====== Input data

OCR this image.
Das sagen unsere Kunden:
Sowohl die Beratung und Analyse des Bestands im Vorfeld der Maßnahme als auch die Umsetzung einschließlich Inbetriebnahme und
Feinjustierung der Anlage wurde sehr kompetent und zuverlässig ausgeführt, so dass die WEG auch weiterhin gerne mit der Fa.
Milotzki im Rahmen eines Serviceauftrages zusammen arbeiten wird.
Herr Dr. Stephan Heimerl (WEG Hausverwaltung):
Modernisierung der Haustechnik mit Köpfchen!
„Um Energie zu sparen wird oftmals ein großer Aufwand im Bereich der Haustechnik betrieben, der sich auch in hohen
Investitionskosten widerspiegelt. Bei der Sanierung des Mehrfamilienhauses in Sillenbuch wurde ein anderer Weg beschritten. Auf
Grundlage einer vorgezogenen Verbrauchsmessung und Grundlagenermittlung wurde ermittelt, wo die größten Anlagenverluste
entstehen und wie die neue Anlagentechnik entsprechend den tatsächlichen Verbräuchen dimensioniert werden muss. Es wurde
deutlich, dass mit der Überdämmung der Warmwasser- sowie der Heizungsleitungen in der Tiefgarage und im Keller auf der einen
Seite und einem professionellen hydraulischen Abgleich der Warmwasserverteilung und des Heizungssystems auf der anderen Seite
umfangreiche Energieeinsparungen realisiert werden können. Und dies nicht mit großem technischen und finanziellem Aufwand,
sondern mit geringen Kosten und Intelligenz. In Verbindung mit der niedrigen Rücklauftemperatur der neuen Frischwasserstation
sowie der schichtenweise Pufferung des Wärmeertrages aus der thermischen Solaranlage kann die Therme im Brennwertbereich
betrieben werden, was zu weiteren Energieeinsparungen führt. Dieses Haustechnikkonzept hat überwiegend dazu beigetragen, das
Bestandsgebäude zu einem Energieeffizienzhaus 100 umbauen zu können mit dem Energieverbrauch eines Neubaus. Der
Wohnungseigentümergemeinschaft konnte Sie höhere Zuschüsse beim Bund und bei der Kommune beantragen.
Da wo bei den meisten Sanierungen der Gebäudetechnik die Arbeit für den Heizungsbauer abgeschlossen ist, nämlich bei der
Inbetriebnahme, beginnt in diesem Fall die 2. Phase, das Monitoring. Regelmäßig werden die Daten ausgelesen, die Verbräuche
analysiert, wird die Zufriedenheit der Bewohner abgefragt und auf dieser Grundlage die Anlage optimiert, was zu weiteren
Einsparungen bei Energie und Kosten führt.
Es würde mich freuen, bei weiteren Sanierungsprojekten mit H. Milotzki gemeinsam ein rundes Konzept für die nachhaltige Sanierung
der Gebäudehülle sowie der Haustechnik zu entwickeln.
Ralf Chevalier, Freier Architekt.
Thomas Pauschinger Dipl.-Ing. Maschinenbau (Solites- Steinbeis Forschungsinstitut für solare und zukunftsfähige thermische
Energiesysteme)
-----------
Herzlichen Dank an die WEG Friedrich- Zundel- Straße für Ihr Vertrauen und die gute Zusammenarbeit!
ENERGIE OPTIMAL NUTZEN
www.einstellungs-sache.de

============

Return all of the above records exactly, leaving no line out.

OCR this image.
Das sagen unsere Kunden:
Sowohl die Beratung und Analyse des Bestands im Vorfeld der Maßnahme als auch die Umsetzung einschließlich Inbetriebnahme und
Feinjustierung der Anlage wurde sehr kompetent und zuverlässig ausgeführt, so dass die WEG auch weiterhin gerne mit der Fa.
Milotzki im Rahmen eines Serviceauftrages zusammen arbeiten wird.
Herr Dr. Stephan Heimerl (WEG Hausverwaltung):
Modernisierung der Haustechnik mit Köpfchen!
„Um Energie zu sparen wird oftmals ein großer Aufwand im Bereich der Haustechnik betrieben, der sich auch in hohen
Investitionskosten widerspiegelt. Bei der Sanierung des Mehrfamilienhauses in Sillenbuch wurde ein anderer Weg beschritten. Auf
Grundlage einer vorgezogenen Verbrauchsmessung und Grundlagenermittlung wurde ermittelt, wo die größten Anlagenverluste
entstehen und wie die neue Anlagentechnik entsprechend den tatsächlichen Verbräuchen dimensioniert werden muss. Es wurde
deutlich, dass mit der Überdämmung der Warmwasser- sowie der Heizungsleitungen in der Tiefgarage und im Keller auf der einen
Seite und einem professionellen hydraulischen Abgleich der Warmwasserverteilung und des Heizungssystems auf der anderen Seite
umfangreiche Energieeinsparungen realisiert werden können. Und dies nicht mit großem technischen und finanziellem Aufwand,
sondern mit geringen Kosten und Intelligenz. In Verbindung mit der niedrigen Rücklauftemperatur der neuen Frischwasserstation
sowie der schichtenweise Pufferung des Wärmeertrages aus der thermischen Solaranlage kann die Therme im Brennwertbereich
betrieben werden, was zu weiteren Energieeinsparungen führt. Dieses Haustechnikkonzept hat überwiegend dazu beigetragen, das
Bestandsgebäude zu einem Energieeffizienzhaus 100 umbauen zu können mit dem Energieverbrauch eines Neubaus. Der
Wohnungseigentümergemeinschaft konnte Sie höhere Zuschüsse beim Bund und bei der Kommune beantragen.
Da wo bei den meisten Sanierungen der Gebäudetechnik die Arbeit für den Heizungsbauer abgeschlossen ist, nämlich bei der
Inbetriebnahme, beginnt in diesem Fall die 2. Phase, das Monitoring. Regelmäßig werden die Daten ausgelesen, die Verbräuche
analysiert, wird die Zufriedenheit der Bewohner abgefragt und auf dieser Grundlage die Anlage optimiert, was zu weiteren
Einsparungen bei Energie und Kosten führt.
Es würde mich freuen, bei weiteren Sanierungsprojekten mit H. Milotzki gemeinsam ein rundes Konzept für die nachhaltige Sanierung
der Gebäudehülle sowie der Haustechnik zu entwickeln.
Ralf Chevalier, Freier Architekt.
Thomas Pauschinger Dipl.-Ing. Maschinenbau (Solites- Steinbeis Forschungsinstitut für solare und zukunftsfähige thermische
Energiesysteme)
-----------
Herzlichen Dank an die WEG Friedrich- Zundel- Straße für Ihr Vertrauen und die gute Zusammenarbeit!
ENERGIE OPTIMAL NUTZEN
www.einstellungs-sache.de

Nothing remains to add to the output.